# TASK TO COMPLETE
Omit the images, then print each record below exactly as it reads.

## begin DATA SHOWN

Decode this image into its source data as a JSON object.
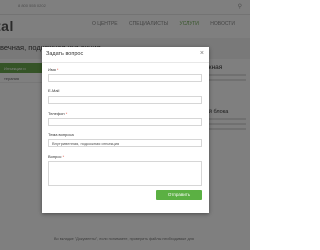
{
  "page": {
    "phone": "8 800 555 0202",
    "logo": "tal",
    "menu": [
      "О ЦЕНТРЕ",
      "СПЕЦИАЛИСТЫ",
      "УСЛУГИ",
      "НОВОСТИ"
    ],
    "heading": "вечная, подкожная инъекция",
    "breadcrumbs": "Главная · Услуги · Инъекционная косметология",
    "sidebar": [
      "Инъекции и мезотерапия",
      "терапия"
    ],
    "right_heading": "подкожная",
    "right_subheading": "рфтовой блока",
    "bottom_text": "Во вкладке \"Документы\", если понимаете, проверить файлы необходимые для"
  },
  "modal": {
    "title": "Задать вопрос",
    "close_label": "×",
    "fields": {
      "name": {
        "label": "Имя",
        "required": true,
        "value": ""
      },
      "email": {
        "label": "E-Mail",
        "required": false,
        "value": ""
      },
      "phone": {
        "label": "Телефон",
        "required": true,
        "value": ""
      },
      "topic": {
        "label": "Тема вопроса",
        "required": false,
        "value": "Внутривенная, подкожная инъекция"
      },
      "question": {
        "label": "Вопрос",
        "required": true,
        "value": ""
      }
    },
    "submit_label": "Отправить",
    "required_mark": "*"
  },
  "colors": {
    "accent": "#5bb043",
    "required": "#e74c3c"
  },
  "icons": {
    "search": "search-icon",
    "close": "close-icon"
  }
}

## end DATA SHOWN

# TASK RESPONSE
Decode this image into its source data as a JSON object.
{
  "page": {
    "phone": "8 800 555 0202",
    "logo": "tal",
    "menu": [
      "О ЦЕНТРЕ",
      "СПЕЦИАЛИСТЫ",
      "УСЛУГИ",
      "НОВОСТИ"
    ],
    "heading": "вечная, подкожная инъекция",
    "breadcrumbs": "Главная · Услуги · Инъекционная косметология",
    "sidebar": [
      "Инъекции и мезотерапия",
      "терапия"
    ],
    "right_heading": "подкожная",
    "right_subheading": "рфтовой блока",
    "bottom_text": "Во вкладке \"Документы\", если понимаете, проверить файлы необходимые для"
  },
  "modal": {
    "title": "Задать вопрос",
    "close_label": "×",
    "fields": {
      "name": {
        "label": "Имя",
        "required": true,
        "value": ""
      },
      "email": {
        "label": "E-Mail",
        "required": false,
        "value": ""
      },
      "phone": {
        "label": "Телефон",
        "required": true,
        "value": ""
      },
      "topic": {
        "label": "Тема вопроса",
        "required": false,
        "value": "Внутривенная, подкожная инъекция"
      },
      "question": {
        "label": "Вопрос",
        "required": true,
        "value": ""
      }
    },
    "submit_label": "Отправить",
    "required_mark": "*"
  },
  "colors": {
    "accent": "#5bb043",
    "required": "#e74c3c"
  },
  "icons": {
    "search": "search-icon",
    "close": "close-icon"
  }
}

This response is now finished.